» **Required action**
Look through the data below, and copy each line that carries the word "storing".

(Page transcription dataset items)

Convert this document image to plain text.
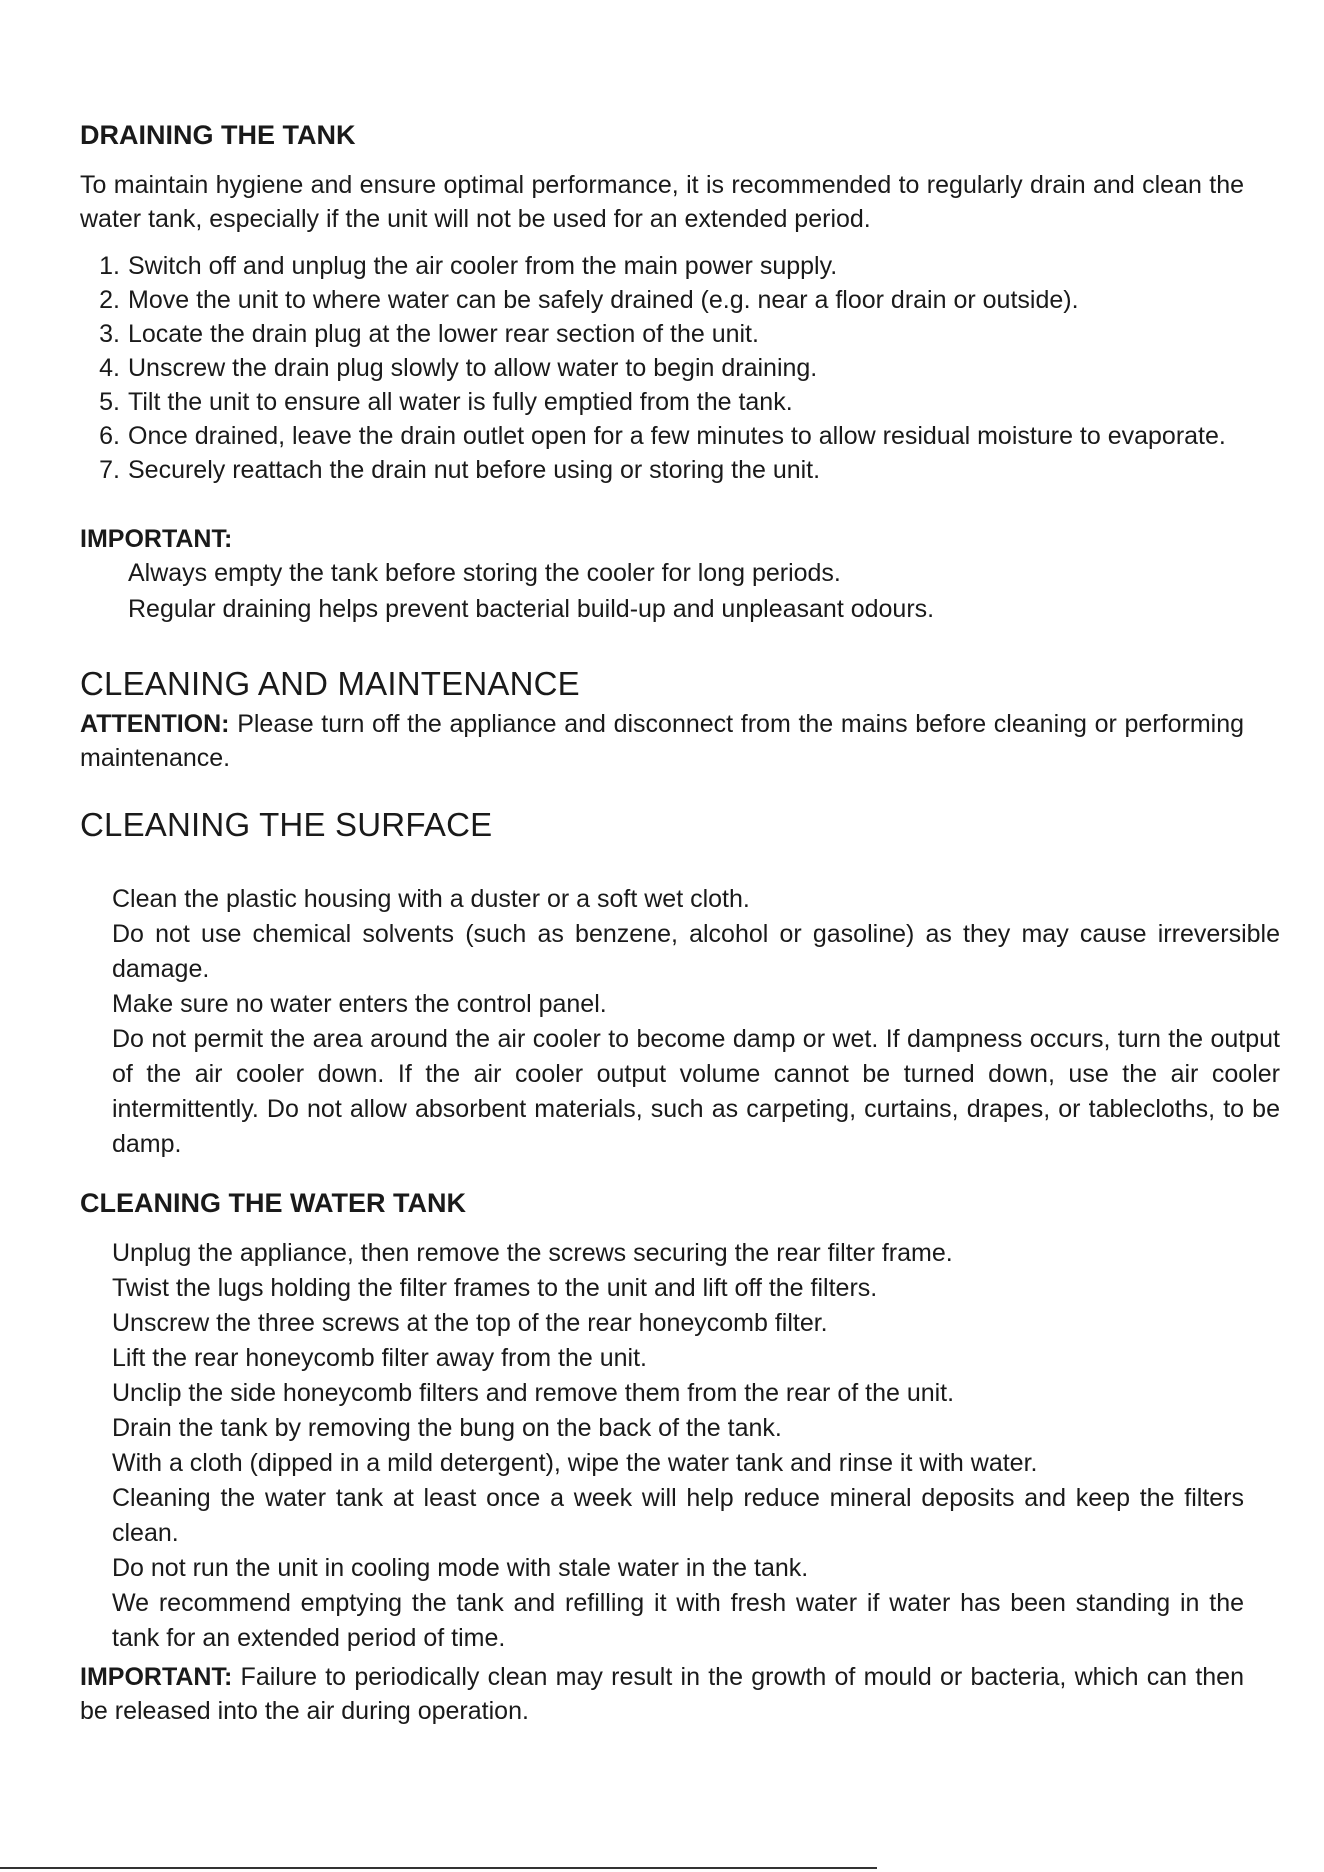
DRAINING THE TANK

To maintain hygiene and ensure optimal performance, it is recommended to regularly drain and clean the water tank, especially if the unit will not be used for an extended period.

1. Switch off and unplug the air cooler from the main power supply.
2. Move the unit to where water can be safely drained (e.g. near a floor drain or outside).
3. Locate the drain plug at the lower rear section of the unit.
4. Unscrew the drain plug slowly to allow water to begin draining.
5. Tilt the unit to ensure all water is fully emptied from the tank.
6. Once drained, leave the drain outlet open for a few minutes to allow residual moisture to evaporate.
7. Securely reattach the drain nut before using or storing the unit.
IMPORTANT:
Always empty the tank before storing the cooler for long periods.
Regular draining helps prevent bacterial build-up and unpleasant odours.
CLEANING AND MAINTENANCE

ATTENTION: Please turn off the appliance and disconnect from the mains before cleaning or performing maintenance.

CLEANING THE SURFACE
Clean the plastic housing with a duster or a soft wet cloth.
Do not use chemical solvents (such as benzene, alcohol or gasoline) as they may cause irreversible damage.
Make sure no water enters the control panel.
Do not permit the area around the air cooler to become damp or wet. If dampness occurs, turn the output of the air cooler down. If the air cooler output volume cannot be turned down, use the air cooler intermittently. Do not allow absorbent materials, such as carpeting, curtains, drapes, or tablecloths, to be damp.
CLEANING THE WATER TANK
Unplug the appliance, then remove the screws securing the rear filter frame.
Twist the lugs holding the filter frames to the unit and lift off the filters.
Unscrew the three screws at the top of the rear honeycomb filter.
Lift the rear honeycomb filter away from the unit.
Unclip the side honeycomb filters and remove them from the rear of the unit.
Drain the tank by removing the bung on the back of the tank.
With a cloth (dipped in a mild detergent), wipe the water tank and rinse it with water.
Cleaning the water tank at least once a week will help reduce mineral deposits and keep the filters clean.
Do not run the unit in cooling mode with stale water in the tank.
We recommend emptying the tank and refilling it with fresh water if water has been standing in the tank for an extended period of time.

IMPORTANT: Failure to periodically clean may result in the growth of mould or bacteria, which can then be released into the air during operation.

» **Output below**
7. Securely reattach the drain nut before using or storing the unit.
Always empty the tank before storing the cooler for long periods.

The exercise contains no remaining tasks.